### Material for this exercise:
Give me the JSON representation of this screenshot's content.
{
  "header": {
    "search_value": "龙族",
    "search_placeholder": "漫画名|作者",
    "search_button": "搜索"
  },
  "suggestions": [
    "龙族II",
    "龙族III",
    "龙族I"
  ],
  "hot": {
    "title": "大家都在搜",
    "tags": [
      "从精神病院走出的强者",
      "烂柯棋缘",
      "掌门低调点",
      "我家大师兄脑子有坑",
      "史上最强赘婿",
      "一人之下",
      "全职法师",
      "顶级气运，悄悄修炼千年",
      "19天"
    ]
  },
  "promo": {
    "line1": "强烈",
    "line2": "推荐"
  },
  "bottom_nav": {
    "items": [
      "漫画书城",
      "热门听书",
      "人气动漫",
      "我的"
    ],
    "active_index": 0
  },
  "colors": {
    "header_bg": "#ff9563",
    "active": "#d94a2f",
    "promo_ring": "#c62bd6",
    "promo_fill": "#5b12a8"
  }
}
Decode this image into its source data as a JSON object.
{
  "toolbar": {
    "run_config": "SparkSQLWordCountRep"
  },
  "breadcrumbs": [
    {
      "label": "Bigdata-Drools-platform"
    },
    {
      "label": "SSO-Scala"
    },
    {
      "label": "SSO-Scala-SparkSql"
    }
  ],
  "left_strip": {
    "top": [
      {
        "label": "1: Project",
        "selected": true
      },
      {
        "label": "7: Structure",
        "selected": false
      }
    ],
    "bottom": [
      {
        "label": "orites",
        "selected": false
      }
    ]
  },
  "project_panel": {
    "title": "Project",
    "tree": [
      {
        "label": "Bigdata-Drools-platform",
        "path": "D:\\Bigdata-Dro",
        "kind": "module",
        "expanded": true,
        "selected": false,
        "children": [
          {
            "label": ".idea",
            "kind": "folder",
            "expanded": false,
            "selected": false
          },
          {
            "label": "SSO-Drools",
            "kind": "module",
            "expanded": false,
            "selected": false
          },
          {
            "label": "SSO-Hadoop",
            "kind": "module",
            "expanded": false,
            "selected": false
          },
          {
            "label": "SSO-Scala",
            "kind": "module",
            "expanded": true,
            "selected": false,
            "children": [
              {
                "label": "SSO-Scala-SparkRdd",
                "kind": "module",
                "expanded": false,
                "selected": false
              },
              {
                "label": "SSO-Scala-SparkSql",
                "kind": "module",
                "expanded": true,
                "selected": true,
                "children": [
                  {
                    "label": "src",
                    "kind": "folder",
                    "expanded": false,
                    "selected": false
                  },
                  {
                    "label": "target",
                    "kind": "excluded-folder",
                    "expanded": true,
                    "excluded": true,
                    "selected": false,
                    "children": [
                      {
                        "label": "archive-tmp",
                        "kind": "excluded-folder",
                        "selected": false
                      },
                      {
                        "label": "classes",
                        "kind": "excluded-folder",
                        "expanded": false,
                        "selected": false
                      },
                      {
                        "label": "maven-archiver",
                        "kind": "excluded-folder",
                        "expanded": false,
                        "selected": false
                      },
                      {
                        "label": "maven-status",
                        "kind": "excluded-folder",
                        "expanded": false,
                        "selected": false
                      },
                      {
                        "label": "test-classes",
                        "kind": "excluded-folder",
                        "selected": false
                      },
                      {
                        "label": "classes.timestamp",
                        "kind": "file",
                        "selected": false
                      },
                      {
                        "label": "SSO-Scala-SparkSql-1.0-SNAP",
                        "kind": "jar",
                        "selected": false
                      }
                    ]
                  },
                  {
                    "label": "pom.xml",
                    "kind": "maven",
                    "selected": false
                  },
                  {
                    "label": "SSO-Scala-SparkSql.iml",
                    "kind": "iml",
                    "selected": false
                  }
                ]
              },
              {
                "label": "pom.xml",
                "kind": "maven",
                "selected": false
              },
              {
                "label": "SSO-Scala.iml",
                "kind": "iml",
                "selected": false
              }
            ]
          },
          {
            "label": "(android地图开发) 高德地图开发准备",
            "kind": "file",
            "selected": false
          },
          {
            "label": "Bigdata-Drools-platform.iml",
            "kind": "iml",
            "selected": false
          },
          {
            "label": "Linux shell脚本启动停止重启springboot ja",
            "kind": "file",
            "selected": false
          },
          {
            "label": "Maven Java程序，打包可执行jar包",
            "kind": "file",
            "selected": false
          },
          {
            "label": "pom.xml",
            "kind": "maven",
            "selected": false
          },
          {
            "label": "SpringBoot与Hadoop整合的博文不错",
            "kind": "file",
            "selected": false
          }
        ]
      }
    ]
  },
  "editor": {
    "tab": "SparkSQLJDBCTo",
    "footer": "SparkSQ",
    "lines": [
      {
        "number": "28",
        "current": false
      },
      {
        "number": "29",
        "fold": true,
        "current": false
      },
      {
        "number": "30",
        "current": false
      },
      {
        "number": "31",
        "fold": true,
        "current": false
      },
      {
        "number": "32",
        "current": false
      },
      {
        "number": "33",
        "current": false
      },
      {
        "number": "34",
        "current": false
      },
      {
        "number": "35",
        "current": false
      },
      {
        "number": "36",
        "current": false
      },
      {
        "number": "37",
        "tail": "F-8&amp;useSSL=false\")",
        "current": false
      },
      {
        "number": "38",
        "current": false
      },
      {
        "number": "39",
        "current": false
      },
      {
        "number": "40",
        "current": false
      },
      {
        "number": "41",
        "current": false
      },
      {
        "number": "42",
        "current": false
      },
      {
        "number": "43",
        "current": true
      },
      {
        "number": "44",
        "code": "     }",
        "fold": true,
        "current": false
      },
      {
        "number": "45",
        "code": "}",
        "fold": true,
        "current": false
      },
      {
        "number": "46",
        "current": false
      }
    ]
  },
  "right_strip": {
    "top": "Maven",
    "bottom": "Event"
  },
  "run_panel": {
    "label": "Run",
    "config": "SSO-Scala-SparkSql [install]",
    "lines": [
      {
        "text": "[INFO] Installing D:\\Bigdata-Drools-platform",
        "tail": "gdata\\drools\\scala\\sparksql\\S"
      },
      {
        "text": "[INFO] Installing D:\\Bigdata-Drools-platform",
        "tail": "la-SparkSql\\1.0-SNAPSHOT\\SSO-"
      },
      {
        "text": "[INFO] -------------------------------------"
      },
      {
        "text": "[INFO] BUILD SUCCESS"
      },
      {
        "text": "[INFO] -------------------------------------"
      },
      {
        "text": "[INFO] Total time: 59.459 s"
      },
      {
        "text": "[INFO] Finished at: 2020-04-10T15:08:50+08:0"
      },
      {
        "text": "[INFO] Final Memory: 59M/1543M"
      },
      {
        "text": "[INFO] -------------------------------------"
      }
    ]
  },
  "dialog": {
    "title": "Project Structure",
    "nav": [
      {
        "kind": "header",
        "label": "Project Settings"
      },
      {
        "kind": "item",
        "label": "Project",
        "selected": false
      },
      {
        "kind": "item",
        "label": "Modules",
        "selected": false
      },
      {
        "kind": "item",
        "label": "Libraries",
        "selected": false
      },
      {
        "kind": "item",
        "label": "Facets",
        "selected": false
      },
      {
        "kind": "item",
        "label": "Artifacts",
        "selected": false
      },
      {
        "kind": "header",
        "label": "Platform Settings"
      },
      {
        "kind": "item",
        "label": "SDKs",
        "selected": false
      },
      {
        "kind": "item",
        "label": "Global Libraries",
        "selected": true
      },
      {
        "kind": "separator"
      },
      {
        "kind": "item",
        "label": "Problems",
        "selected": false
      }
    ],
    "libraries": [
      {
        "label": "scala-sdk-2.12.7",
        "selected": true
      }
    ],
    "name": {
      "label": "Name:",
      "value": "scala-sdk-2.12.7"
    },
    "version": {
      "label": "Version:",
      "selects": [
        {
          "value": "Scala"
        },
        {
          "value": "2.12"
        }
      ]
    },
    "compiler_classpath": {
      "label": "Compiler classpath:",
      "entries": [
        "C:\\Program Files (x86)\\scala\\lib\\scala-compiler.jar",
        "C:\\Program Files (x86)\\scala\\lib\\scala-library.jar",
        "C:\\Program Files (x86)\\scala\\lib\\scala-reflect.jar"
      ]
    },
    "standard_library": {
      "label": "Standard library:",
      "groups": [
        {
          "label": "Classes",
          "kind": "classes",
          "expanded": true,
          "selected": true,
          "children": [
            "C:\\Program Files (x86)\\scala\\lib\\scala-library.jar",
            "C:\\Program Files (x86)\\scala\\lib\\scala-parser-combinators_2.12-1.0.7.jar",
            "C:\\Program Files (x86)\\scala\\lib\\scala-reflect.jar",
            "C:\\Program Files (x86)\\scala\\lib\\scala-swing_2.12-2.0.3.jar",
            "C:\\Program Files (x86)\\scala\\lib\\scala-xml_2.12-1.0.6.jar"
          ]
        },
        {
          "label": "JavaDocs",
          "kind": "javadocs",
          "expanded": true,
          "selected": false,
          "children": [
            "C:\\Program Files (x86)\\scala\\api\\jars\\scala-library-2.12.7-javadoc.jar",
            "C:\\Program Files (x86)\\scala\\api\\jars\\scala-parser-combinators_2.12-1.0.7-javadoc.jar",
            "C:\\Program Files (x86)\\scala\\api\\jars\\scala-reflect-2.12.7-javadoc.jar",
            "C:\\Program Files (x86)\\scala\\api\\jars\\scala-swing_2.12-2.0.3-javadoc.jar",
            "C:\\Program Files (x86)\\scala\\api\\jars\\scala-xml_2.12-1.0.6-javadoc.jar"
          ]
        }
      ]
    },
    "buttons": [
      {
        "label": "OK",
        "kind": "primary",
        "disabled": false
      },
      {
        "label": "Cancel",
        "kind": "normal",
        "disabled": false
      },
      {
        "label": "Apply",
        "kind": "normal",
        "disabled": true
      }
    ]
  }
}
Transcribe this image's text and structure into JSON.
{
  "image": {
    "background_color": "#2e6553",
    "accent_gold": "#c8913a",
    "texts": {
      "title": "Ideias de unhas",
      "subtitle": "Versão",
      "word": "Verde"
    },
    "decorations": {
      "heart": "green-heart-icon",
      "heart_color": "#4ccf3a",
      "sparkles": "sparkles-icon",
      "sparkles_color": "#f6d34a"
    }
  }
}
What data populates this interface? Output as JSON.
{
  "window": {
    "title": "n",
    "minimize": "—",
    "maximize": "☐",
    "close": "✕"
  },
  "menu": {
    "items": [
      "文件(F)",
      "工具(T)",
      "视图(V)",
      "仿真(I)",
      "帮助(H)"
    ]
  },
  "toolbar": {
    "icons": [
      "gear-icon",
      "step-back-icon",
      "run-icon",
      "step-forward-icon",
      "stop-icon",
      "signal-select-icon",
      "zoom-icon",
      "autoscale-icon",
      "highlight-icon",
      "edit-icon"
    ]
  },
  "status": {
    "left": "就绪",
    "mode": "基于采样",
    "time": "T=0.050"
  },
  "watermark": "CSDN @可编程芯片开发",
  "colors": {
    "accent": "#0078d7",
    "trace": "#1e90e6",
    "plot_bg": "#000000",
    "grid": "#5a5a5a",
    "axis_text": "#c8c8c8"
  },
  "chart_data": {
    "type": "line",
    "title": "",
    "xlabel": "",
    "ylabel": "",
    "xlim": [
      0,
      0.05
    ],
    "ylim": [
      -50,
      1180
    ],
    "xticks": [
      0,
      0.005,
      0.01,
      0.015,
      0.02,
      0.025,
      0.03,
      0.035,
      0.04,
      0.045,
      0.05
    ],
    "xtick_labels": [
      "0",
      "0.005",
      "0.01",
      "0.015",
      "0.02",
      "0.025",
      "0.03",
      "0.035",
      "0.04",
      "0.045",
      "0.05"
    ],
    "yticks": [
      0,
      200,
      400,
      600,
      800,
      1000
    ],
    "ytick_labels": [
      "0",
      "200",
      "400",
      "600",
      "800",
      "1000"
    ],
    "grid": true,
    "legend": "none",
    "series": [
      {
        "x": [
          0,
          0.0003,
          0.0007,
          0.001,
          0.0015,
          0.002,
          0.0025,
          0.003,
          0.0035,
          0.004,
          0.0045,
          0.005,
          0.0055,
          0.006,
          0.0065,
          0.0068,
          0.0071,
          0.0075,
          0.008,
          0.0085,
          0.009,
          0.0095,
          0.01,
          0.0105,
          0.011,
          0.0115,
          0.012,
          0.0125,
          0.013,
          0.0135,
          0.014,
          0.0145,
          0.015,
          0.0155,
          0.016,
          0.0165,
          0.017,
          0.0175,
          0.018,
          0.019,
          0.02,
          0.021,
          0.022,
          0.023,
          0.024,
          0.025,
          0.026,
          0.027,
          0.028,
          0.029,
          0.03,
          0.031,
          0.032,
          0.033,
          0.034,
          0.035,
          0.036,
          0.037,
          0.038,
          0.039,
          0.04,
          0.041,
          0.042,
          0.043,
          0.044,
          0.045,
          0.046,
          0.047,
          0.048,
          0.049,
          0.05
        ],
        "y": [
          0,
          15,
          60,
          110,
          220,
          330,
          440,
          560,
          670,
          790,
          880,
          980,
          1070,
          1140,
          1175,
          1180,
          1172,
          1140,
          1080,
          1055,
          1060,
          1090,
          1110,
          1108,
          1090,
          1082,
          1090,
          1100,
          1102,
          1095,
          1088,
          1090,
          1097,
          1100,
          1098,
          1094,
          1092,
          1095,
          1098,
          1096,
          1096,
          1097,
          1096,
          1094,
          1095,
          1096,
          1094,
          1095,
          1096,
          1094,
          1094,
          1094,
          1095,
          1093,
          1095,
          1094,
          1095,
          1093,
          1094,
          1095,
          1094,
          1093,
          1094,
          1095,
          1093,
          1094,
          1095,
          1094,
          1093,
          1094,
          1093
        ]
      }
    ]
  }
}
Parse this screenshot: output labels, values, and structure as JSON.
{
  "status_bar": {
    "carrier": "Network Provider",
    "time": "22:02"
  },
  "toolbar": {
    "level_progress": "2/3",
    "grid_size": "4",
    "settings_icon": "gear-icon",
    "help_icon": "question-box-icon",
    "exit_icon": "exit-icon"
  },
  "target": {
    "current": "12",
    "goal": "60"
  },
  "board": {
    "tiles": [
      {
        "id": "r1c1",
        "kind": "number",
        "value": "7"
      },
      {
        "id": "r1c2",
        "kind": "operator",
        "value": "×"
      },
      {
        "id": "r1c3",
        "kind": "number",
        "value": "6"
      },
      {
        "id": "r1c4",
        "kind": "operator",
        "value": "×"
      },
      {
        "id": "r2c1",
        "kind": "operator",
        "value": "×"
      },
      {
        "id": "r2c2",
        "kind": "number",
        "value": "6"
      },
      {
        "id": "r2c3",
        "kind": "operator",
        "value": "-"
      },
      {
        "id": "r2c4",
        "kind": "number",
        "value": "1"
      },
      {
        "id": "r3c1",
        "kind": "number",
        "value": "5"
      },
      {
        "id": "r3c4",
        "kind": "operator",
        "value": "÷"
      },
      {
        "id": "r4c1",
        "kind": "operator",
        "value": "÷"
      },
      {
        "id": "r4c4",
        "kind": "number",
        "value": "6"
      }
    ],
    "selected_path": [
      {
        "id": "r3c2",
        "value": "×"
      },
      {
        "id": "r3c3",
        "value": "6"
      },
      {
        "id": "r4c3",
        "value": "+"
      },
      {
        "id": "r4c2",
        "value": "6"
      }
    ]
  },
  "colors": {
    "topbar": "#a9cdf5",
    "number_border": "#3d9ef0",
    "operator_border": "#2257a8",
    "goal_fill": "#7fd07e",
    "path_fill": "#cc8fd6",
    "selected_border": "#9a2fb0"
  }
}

### Set exercise:
Gather every line from the listing above in which "Bigdata" appears, and copy those lines.

### The solution:
      "label": "Bigdata-Drools-platform"
        "label": "Bigdata-Drools-platform",
        "path": "D:\\Bigdata-Dro",
            "label": "Bigdata-Drools-platform.iml",
        "text": "[INFO] Installing D:\\Bigdata-Drools-platform",
        "text": "[INFO] Installing D:\\Bigdata-Drools-platform",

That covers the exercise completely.